WORK TO BE COMPLETED: Copy the data precisely, keeping every character.

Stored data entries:
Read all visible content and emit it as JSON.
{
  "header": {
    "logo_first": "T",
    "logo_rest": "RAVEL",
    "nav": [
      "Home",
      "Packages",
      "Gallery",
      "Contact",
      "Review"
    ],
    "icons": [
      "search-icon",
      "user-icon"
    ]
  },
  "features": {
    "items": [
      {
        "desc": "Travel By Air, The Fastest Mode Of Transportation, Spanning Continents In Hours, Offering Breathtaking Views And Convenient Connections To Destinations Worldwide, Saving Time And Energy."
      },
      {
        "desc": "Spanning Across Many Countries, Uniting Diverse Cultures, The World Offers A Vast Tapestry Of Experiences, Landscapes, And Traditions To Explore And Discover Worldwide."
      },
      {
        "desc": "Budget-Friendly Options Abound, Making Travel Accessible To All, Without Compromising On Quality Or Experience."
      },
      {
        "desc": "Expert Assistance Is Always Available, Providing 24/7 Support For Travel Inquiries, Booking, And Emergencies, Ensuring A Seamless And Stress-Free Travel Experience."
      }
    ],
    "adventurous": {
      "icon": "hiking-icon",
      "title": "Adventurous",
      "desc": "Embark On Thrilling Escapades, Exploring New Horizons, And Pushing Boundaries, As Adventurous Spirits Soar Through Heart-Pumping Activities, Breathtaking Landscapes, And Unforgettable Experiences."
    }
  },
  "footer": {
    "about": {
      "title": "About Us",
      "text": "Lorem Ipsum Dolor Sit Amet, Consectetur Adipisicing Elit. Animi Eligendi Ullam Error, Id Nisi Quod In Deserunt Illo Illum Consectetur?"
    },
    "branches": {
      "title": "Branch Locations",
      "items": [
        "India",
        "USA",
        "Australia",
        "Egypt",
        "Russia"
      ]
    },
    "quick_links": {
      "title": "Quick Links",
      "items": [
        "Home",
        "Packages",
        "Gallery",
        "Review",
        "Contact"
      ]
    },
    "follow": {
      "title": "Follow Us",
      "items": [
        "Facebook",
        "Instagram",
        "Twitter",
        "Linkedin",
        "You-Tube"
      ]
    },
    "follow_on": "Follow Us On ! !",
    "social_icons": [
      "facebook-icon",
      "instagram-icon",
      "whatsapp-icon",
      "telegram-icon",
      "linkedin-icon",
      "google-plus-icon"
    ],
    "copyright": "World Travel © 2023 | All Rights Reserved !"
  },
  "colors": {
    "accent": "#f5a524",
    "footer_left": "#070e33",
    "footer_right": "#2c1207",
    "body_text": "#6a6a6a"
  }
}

OUTPUT BELOW:
Read all visible content and emit it as JSON.
{
  "header": {
    "logo_first": "T",
    "logo_rest": "RAVEL",
    "nav": [
      "Home",
      "Packages",
      "Gallery",
      "Contact",
      "Review"
    ],
    "icons": [
      "search-icon",
      "user-icon"
    ]
  },
  "features": {
    "items": [
      {
        "desc": "Travel By Air, The Fastest Mode Of Transportation, Spanning Continents In Hours, Offering Breathtaking Views And Convenient Connections To Destinations Worldwide, Saving Time And Energy."
      },
      {
        "desc": "Spanning Across Many Countries, Uniting Diverse Cultures, The World Offers A Vast Tapestry Of Experiences, Landscapes, And Traditions To Explore And Discover Worldwide."
      },
      {
        "desc": "Budget-Friendly Options Abound, Making Travel Accessible To All, Without Compromising On Quality Or Experience."
      },
      {
        "desc": "Expert Assistance Is Always Available, Providing 24/7 Support For Travel Inquiries, Booking, And Emergencies, Ensuring A Seamless And Stress-Free Travel Experience."
      }
    ],
    "adventurous": {
      "icon": "hiking-icon",
      "title": "Adventurous",
      "desc": "Embark On Thrilling Escapades, Exploring New Horizons, And Pushing Boundaries, As Adventurous Spirits Soar Through Heart-Pumping Activities, Breathtaking Landscapes, And Unforgettable Experiences."
    }
  },
  "footer": {
    "about": {
      "title": "About Us",
      "text": "Lorem Ipsum Dolor Sit Amet, Consectetur Adipisicing Elit. Animi Eligendi Ullam Error, Id Nisi Quod In Deserunt Illo Illum Consectetur?"
    },
    "branches": {
      "title": "Branch Locations",
      "items": [
        "India",
        "USA",
        "Australia",
        "Egypt",
        "Russia"
      ]
    },
    "quick_links": {
      "title": "Quick Links",
      "items": [
        "Home",
        "Packages",
        "Gallery",
        "Review",
        "Contact"
      ]
    },
    "follow": {
      "title": "Follow Us",
      "items": [
        "Facebook",
        "Instagram",
        "Twitter",
        "Linkedin",
        "You-Tube"
      ]
    },
    "follow_on": "Follow Us On ! !",
    "social_icons": [
      "facebook-icon",
      "instagram-icon",
      "whatsapp-icon",
      "telegram-icon",
      "linkedin-icon",
      "google-plus-icon"
    ],
    "copyright": "World Travel © 2023 | All Rights Reserved !"
  },
  "colors": {
    "accent": "#f5a524",
    "footer_left": "#070e33",
    "footer_right": "#2c1207",
    "body_text": "#6a6a6a"
  }
}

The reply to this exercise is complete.